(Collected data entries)
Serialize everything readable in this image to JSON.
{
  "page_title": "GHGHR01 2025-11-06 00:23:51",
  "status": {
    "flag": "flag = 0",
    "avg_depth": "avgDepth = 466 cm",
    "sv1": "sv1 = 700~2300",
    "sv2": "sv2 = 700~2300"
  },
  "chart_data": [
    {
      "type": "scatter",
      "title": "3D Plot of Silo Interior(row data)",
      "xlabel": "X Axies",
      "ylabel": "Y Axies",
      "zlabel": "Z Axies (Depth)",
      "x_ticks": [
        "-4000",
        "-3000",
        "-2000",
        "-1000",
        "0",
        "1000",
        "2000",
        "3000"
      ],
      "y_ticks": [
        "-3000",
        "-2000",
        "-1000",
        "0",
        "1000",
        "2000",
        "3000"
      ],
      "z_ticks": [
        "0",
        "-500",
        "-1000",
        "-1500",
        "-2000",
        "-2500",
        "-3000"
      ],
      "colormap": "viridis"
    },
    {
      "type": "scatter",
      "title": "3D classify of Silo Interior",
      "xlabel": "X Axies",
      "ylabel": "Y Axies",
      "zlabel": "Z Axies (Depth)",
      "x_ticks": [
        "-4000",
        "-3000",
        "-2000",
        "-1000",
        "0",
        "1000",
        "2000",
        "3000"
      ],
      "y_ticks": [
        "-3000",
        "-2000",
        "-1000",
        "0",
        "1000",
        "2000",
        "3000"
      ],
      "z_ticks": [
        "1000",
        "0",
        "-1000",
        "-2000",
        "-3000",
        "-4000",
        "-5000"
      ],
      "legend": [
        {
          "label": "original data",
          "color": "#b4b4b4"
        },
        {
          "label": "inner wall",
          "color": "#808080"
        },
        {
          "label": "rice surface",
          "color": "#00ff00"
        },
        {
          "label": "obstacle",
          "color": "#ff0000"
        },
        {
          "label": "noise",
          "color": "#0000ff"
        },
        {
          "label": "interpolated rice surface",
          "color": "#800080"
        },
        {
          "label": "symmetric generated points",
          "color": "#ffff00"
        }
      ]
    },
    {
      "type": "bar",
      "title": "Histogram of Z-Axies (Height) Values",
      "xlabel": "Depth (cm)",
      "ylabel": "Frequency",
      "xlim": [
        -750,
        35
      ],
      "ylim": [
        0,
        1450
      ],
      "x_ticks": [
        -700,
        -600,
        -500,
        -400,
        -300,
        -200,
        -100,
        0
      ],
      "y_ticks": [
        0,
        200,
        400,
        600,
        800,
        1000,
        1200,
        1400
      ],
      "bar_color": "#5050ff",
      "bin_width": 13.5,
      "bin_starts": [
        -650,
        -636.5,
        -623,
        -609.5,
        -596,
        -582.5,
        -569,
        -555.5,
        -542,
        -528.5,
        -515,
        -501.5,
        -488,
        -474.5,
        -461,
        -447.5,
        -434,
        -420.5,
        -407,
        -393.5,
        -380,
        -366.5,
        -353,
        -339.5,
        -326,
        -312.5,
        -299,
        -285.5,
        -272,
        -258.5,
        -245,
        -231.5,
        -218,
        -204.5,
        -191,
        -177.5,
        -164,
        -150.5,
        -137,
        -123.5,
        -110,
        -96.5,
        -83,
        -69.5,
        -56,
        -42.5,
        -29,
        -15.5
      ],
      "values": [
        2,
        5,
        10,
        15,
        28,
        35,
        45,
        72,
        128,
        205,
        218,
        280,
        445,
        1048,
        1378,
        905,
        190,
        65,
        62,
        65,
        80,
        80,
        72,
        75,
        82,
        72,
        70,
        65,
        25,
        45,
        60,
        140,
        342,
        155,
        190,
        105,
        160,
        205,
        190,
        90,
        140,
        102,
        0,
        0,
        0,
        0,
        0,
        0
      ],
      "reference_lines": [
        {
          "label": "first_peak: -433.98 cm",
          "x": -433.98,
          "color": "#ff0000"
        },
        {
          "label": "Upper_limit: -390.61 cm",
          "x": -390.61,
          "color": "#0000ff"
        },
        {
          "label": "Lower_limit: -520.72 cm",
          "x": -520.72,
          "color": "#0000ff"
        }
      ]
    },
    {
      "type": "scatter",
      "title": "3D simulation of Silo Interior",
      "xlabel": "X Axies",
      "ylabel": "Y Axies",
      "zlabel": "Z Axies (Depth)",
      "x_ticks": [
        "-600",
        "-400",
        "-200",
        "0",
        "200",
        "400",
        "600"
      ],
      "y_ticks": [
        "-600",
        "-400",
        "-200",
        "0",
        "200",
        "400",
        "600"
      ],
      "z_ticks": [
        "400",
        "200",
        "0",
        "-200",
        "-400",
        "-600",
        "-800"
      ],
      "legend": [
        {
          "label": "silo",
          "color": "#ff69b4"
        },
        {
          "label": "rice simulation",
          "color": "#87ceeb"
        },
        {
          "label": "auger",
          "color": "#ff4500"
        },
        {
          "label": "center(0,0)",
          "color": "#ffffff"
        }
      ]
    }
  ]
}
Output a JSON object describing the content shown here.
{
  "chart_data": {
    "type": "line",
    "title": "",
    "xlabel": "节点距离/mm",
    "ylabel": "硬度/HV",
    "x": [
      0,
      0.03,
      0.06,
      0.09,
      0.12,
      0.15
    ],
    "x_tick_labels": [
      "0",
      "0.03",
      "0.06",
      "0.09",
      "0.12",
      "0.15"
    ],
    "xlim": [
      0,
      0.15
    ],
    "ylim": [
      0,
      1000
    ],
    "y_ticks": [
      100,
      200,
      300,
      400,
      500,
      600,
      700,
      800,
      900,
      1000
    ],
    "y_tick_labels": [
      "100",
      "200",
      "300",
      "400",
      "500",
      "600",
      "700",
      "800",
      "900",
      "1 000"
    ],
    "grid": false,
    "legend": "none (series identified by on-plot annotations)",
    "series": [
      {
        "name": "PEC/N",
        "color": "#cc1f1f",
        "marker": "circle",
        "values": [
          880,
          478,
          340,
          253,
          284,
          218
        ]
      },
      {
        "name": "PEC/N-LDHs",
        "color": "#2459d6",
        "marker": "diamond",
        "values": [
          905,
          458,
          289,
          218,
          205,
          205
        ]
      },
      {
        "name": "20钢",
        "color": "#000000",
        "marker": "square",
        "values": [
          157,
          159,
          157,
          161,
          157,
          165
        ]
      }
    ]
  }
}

• Stated exercise: All of the material above needs to be retyped word for word.

• Solved problem:
Serialize everything readable in this image to JSON.
{
  "page_title": "GHGHR01 2025-11-06 00:23:51",
  "status": {
    "flag": "flag = 0",
    "avg_depth": "avgDepth = 466 cm",
    "sv1": "sv1 = 700~2300",
    "sv2": "sv2 = 700~2300"
  },
  "chart_data": [
    {
      "type": "scatter",
      "title": "3D Plot of Silo Interior(row data)",
      "xlabel": "X Axies",
      "ylabel": "Y Axies",
      "zlabel": "Z Axies (Depth)",
      "x_ticks": [
        "-4000",
        "-3000",
        "-2000",
        "-1000",
        "0",
        "1000",
        "2000",
        "3000"
      ],
      "y_ticks": [
        "-3000",
        "-2000",
        "-1000",
        "0",
        "1000",
        "2000",
        "3000"
      ],
      "z_ticks": [
        "0",
        "-500",
        "-1000",
        "-1500",
        "-2000",
        "-2500",
        "-3000"
      ],
      "colormap": "viridis"
    },
    {
      "type": "scatter",
      "title": "3D classify of Silo Interior",
      "xlabel": "X Axies",
      "ylabel": "Y Axies",
      "zlabel": "Z Axies (Depth)",
      "x_ticks": [
        "-4000",
        "-3000",
        "-2000",
        "-1000",
        "0",
        "1000",
        "2000",
        "3000"
      ],
      "y_ticks": [
        "-3000",
        "-2000",
        "-1000",
        "0",
        "1000",
        "2000",
        "3000"
      ],
      "z_ticks": [
        "1000",
        "0",
        "-1000",
        "-2000",
        "-3000",
        "-4000",
        "-5000"
      ],
      "legend": [
        {
          "label": "original data",
          "color": "#b4b4b4"
        },
        {
          "label": "inner wall",
          "color": "#808080"
        },
        {
          "label": "rice surface",
          "color": "#00ff00"
        },
        {
          "label": "obstacle",
          "color": "#ff0000"
        },
        {
          "label": "noise",
          "color": "#0000ff"
        },
        {
          "label": "interpolated rice surface",
          "color": "#800080"
        },
        {
          "label": "symmetric generated points",
          "color": "#ffff00"
        }
      ]
    },
    {
      "type": "bar",
      "title": "Histogram of Z-Axies (Height) Values",
      "xlabel": "Depth (cm)",
      "ylabel": "Frequency",
      "xlim": [
        -750,
        35
      ],
      "ylim": [
        0,
        1450
      ],
      "x_ticks": [
        -700,
        -600,
        -500,
        -400,
        -300,
        -200,
        -100,
        0
      ],
      "y_ticks": [
        0,
        200,
        400,
        600,
        800,
        1000,
        1200,
        1400
      ],
      "bar_color": "#5050ff",
      "bin_width": 13.5,
      "bin_starts": [
        -650,
        -636.5,
        -623,
        -609.5,
        -596,
        -582.5,
        -569,
        -555.5,
        -542,
        -528.5,
        -515,
        -501.5,
        -488,
        -474.5,
        -461,
        -447.5,
        -434,
        -420.5,
        -407,
        -393.5,
        -380,
        -366.5,
        -353,
        -339.5,
        -326,
        -312.5,
        -299,
        -285.5,
        -272,
        -258.5,
        -245,
        -231.5,
        -218,
        -204.5,
        -191,
        -177.5,
        -164,
        -150.5,
        -137,
        -123.5,
        -110,
        -96.5,
        -83,
        -69.5,
        -56,
        -42.5,
        -29,
        -15.5
      ],
      "values": [
        2,
        5,
        10,
        15,
        28,
        35,
        45,
        72,
        128,
        205,
        218,
        280,
        445,
        1048,
        1378,
        905,
        190,
        65,
        62,
        65,
        80,
        80,
        72,
        75,
        82,
        72,
        70,
        65,
        25,
        45,
        60,
        140,
        342,
        155,
        190,
        105,
        160,
        205,
        190,
        90,
        140,
        102,
        0,
        0,
        0,
        0,
        0,
        0
      ],
      "reference_lines": [
        {
          "label": "first_peak: -433.98 cm",
          "x": -433.98,
          "color": "#ff0000"
        },
        {
          "label": "Upper_limit: -390.61 cm",
          "x": -390.61,
          "color": "#0000ff"
        },
        {
          "label": "Lower_limit: -520.72 cm",
          "x": -520.72,
          "color": "#0000ff"
        }
      ]
    },
    {
      "type": "scatter",
      "title": "3D simulation of Silo Interior",
      "xlabel": "X Axies",
      "ylabel": "Y Axies",
      "zlabel": "Z Axies (Depth)",
      "x_ticks": [
        "-600",
        "-400",
        "-200",
        "0",
        "200",
        "400",
        "600"
      ],
      "y_ticks": [
        "-600",
        "-400",
        "-200",
        "0",
        "200",
        "400",
        "600"
      ],
      "z_ticks": [
        "400",
        "200",
        "0",
        "-200",
        "-400",
        "-600",
        "-800"
      ],
      "legend": [
        {
          "label": "silo",
          "color": "#ff69b4"
        },
        {
          "label": "rice simulation",
          "color": "#87ceeb"
        },
        {
          "label": "auger",
          "color": "#ff4500"
        },
        {
          "label": "center(0,0)",
          "color": "#ffffff"
        }
      ]
    }
  ]
}
Output a JSON object describing the content shown here.
{
  "chart_data": {
    "type": "line",
    "title": "",
    "xlabel": "节点距离/mm",
    "ylabel": "硬度/HV",
    "x": [
      0,
      0.03,
      0.06,
      0.09,
      0.12,
      0.15
    ],
    "x_tick_labels": [
      "0",
      "0.03",
      "0.06",
      "0.09",
      "0.12",
      "0.15"
    ],
    "xlim": [
      0,
      0.15
    ],
    "ylim": [
      0,
      1000
    ],
    "y_ticks": [
      100,
      200,
      300,
      400,
      500,
      600,
      700,
      800,
      900,
      1000
    ],
    "y_tick_labels": [
      "100",
      "200",
      "300",
      "400",
      "500",
      "600",
      "700",
      "800",
      "900",
      "1 000"
    ],
    "grid": false,
    "legend": "none (series identified by on-plot annotations)",
    "series": [
      {
        "name": "PEC/N",
        "color": "#cc1f1f",
        "marker": "circle",
        "values": [
          880,
          478,
          340,
          253,
          284,
          218
        ]
      },
      {
        "name": "PEC/N-LDHs",
        "color": "#2459d6",
        "marker": "diamond",
        "values": [
          905,
          458,
          289,
          218,
          205,
          205
        ]
      },
      {
        "name": "20钢",
        "color": "#000000",
        "marker": "square",
        "values": [
          157,
          159,
          157,
          161,
          157,
          165
        ]
      }
    ]
  }
}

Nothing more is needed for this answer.